### TASK TO COMPLETE
Look below. Copy each line that has "house" in it.

### STORED DATA
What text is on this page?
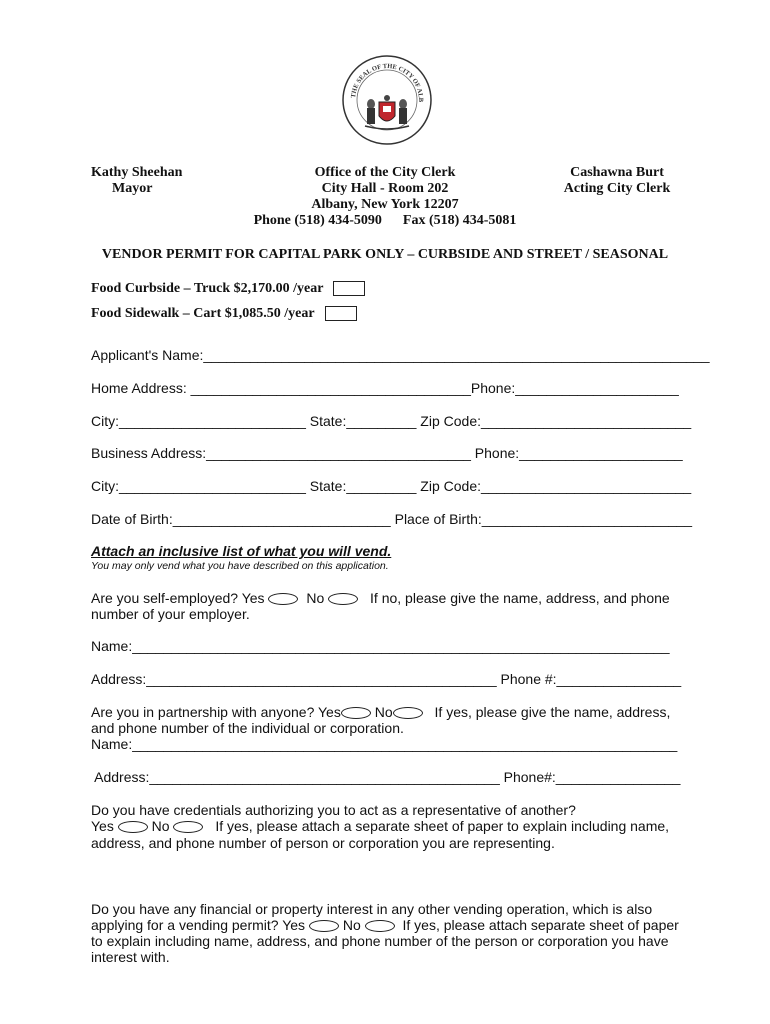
THE SEAL OF THE CITY OF ALB
Kathy Sheehan
Mayor
Office of the City Clerk
City Hall - Room 202
Albany, New York 12207
Phone (518) 434-5090      Fax (518) 434-5081
Cashawna Burt
Acting City Clerk
VENDOR PERMIT FOR CAPITAL PARK ONLY – CURBSIDE AND STREET / SEASONAL
Food Curbside – Truck $2,170.00 /year
Food Sidewalk – Cart $1,085.50 /year
Applicant's Name:_________________________________________________________________
Home Address: ____________________________________Phone:_____________________
City:________________________ State:_________ Zip Code:___________________________
Business Address:__________________________________ Phone:_____________________
City:________________________ State:_________ Zip Code:___________________________
Date of Birth:____________________________ Place of Birth:___________________________
Attach an inclusive list of what you will vend.
You may only vend what you have described on this application.
Are you self-employed? Yes	No	If no, please give the name, address, and phone
number of your employer.
Name:_____________________________________________________________________
Address:_____________________________________________ Phone #:________________
Are you in partnership with anyone? Yes No	If yes, please give the name, address,
and phone number of the individual or corporation.
Name:______________________________________________________________________
Address:_____________________________________________ Phone#:________________
Do you have credentials authorizing you to act as a representative of another?
Yes	No	If yes, please attach a separate sheet of paper to explain including name,
address, and phone number of person or corporation you are representing.
Do you have any financial or property interest in any other vending operation, which is also
applying for a vending permit? Yes	No	If yes, please attach separate sheet of paper
to explain including name, address, and phone number of the person or corporation you have
interest with.
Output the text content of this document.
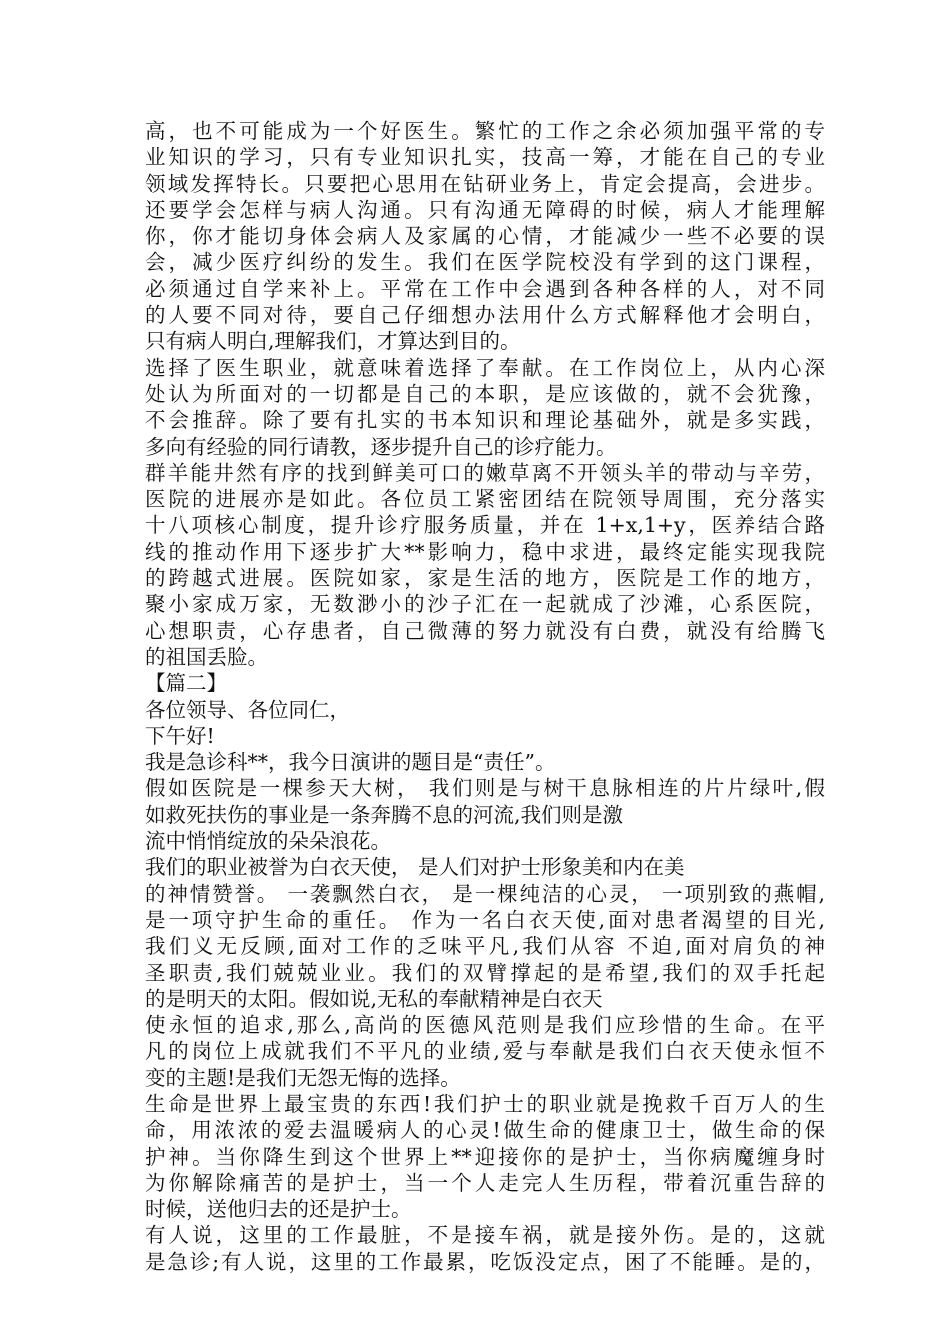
高，也不可能成为一个好医生。繁忙的工作之余必须加强平常的专
业知识的学习，只有专业知识扎实，技高一筹，才能在自己的专业
领域发挥特长。只要把心思用在钻研业务上，肯定会提高，会进步。
还要学会怎样与病人沟通。只有沟通无障碍的时候，病人才能理解
你，你才能切身体会病人及家属的心情，才能减少一些不必要的误
会，减少医疗纠纷的发生。我们在医学院校没有学到的这门课程，
必须通过自学来补上。平常在工作中会遇到各种各样的人，对不同
的人要不同对待，要自己仔细想办法用什么方式解释他才会明白，
只有病人明白,理解我们，才算达到目的。
选择了医生职业，就意味着选择了奉献。在工作岗位上，从内心深
处认为所面对的一切都是自己的本职，是应该做的，就不会犹豫，
不会推辞。除了要有扎实的书本知识和理论基础外，就是多实践，
多向有经验的同行请教，逐步提升自己的诊疗能力。
群羊能井然有序的找到鲜美可口的嫩草离不开领头羊的带动与辛劳，
医院的进展亦是如此。各位员工紧密团结在院领导周围，充分落实
十八项核心制度，提升诊疗服务质量，并在 1+x,1+y，医养结合路
线的推动作用下逐步扩大**影响力，稳中求进，最终定能实现我院
的跨越式进展。医院如家，家是生活的地方，医院是工作的地方，
聚小家成万家，无数渺小的沙子汇在一起就成了沙滩，心系医院，
心想职责，心存患者，自己微薄的努力就没有白费，就没有给腾飞
的祖国丢脸。
【篇二】
各位领导、各位同仁，
下午好!
我是急诊科**，我今日演讲的题目是“责任”。
假如医院是一棵参天大树， 我们则是与树干息脉相连的片片绿叶,假
如救死扶伤的事业是一条奔腾不息的河流,我们则是激
流中悄悄绽放的朵朵浪花。
我们的职业被誉为白衣天使， 是人们对护士形象美和内在美
的神情赞誉。 一袭飘然白衣， 是一棵纯洁的心灵， 一项别致的燕帽,
是一项守护生命的重任。 作为一名白衣天使,面对患者渴望的目光,
我们义无反顾,面对工作的乏味平凡,我们从容 不迫,面对肩负的神
圣职责,我们兢兢业业。我们的双臂撑起的是希望,我们的双手托起
的是明天的太阳。假如说,无私的奉献精神是白衣天
使永恒的追求,那么,高尚的医德风范则是我们应珍惜的生命。在平
凡的岗位上成就我们不平凡的业绩,爱与奉献是我们白衣天使永恒不
变的主题!是我们无怨无悔的选择。
生命是世界上最宝贵的东西!我们护士的职业就是挽救千百万人的生
命，用浓浓的爱去温暖病人的心灵!做生命的健康卫士，做生命的保
护神。当你降生到这个世界上**迎接你的是护士，当你病魔缠身时
为你解除痛苦的是护士，当一个人走完人生历程，带着沉重告辞的
时候，送他归去的还是护士。
有人说，这里的工作最脏，不是接车祸，就是接外伤。是的，这就
是急诊;有人说，这里的工作最累，吃饭没定点，困了不能睡。是的，
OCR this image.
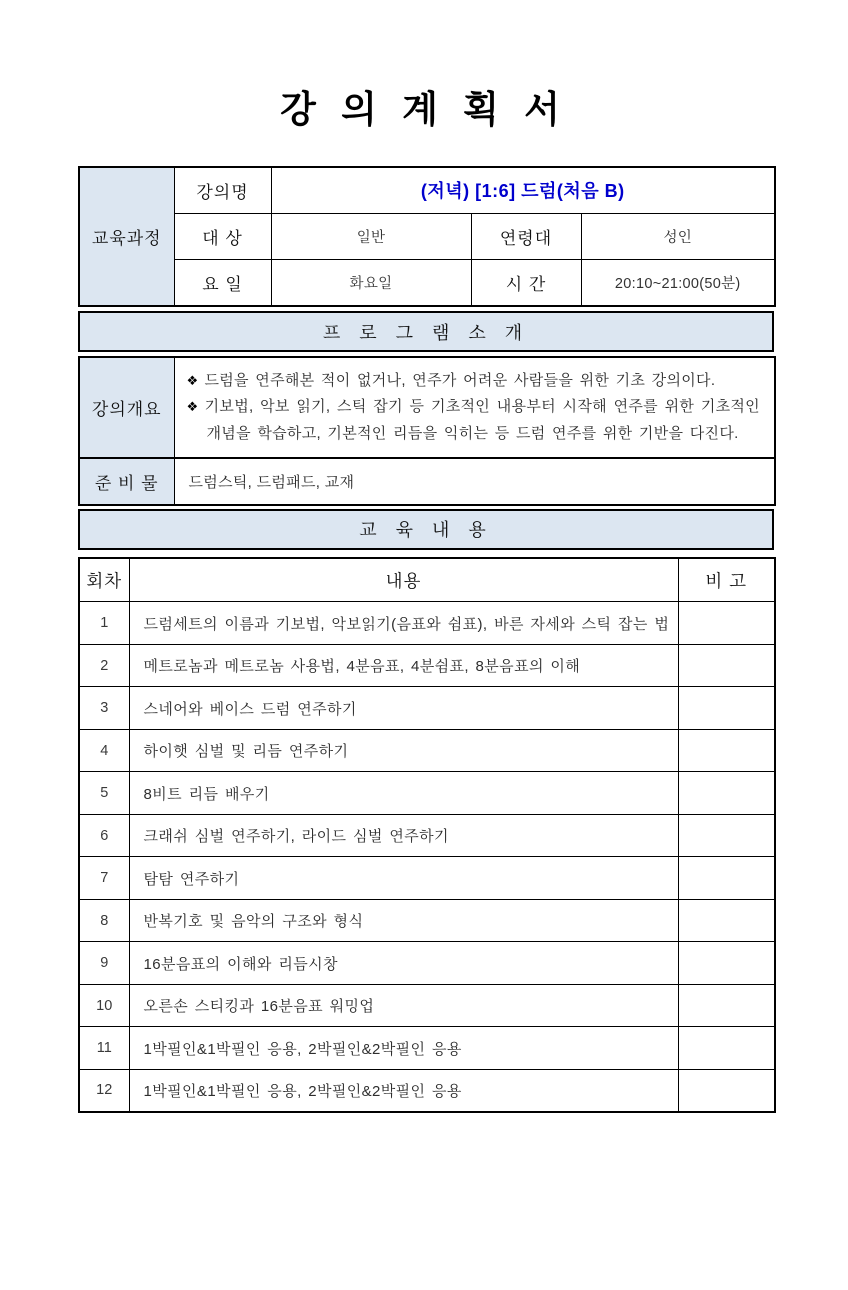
강 의 계 획 서
교육과정	강의명	(저녁) [1:6] 드럼(처음 B)		
	대 상	일반	연령대	성인
	요 일	화요일	시 간	20:10~21:00(50분)
프 로 그 램 소 개
강의개요	❖ 드럼을 연주해본 적이 없거나, 연주가 어려운 사람들을 위한 기초 강의이다.
❖ 기보법, 악보 읽기, 스틱 잡기 등 기초적인 내용부터 시작해 연주를 위한 기초적인 개념을 학습하고, 기본적인 리듬을 익히는 등 드럼 연주를 위한 기반을 다진다.

준 비 물	드럼스틱, 드럼패드, 교재
교 육 내 용
회차	내용	비 고
1	드럼세트의 이름과 기보법, 악보읽기(음표와 쉼표), 바른 자세와 스틱 잡는 법	
2	메트로놈과 메트로놈 사용법, 4분음표, 4분쉼표, 8분음표의 이해	
3	스네어와 베이스 드럼 연주하기	
4	하이햇 심벌 및 리듬 연주하기	
5	8비트 리듬 배우기	
6	크래쉬 심벌 연주하기, 라이드 심벌 연주하기	
7	탐탐 연주하기	
8	반복기호 및 음악의 구조와 형식	
9	16분음표의 이해와 리듬시창	
10	오른손 스티킹과 16분음표 워밍업	
11	1박필인&1박필인 응용, 2박필인&2박필인 응용	
12	1박필인&1박필인 응용, 2박필인&2박필인 응용	
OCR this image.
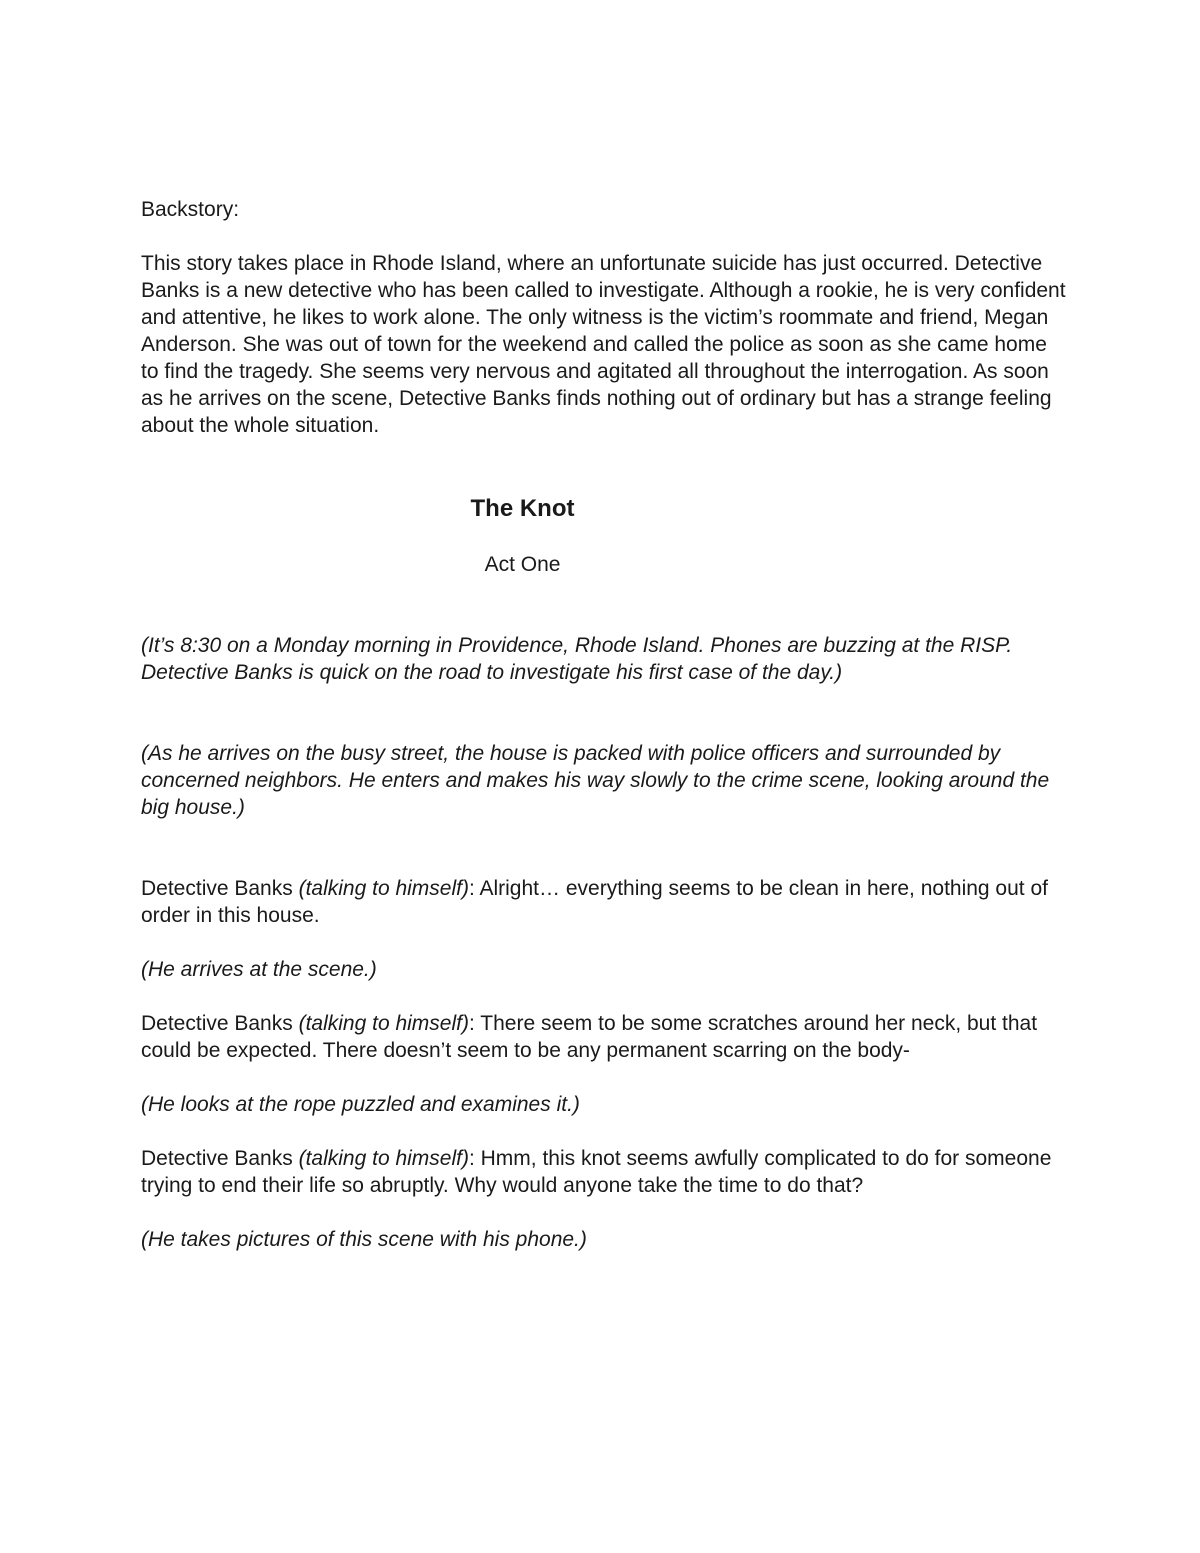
Backstory:

This story takes place in Rhode Island, where an unfortunate suicide has just occurred. Detective Banks is a new detective who has been called to investigate. Although a rookie, he is very confident and attentive, he likes to work alone. The only witness is the victim’s roommate and friend, Megan Anderson. She was out of town for the weekend and called the police as soon as she came home to find the tragedy. She seems very nervous and agitated all throughout the interrogation. As soon as he arrives on the scene, Detective Banks finds nothing out of ordinary but has a strange feeling about the whole situation.

The Knot

Act One

(It’s 8:30 on a Monday morning in Providence, Rhode Island. Phones are buzzing at the RISP. Detective Banks is quick on the road to investigate his first case of the day.)

(As he arrives on the busy street, the house is packed with police officers and surrounded by concerned neighbors. He enters and makes his way slowly to the crime scene, looking around the big house.)

Detective Banks (talking to himself): Alright… everything seems to be clean in here, nothing out of order in this house.

(He arrives at the scene.)

Detective Banks (talking to himself): There seem to be some scratches around her neck, but that could be expected. There doesn’t seem to be any permanent scarring on the body-

(He looks at the rope puzzled and examines it.)

Detective Banks (talking to himself): Hmm, this knot seems awfully complicated to do for someone trying to end their life so abruptly. Why would anyone take the time to do that?

(He takes pictures of this scene with his phone.)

### ANSWER FOR THIS EXERCISE
(As he arrives on the busy street, the house is packed with police officers and surrounded by concerned neighbors. He enters and makes his way slowly to the crime scene, looking around the big house.)
Detective Banks (talking to himself): Alright… everything seems to be clean in here, nothing out of order in this house.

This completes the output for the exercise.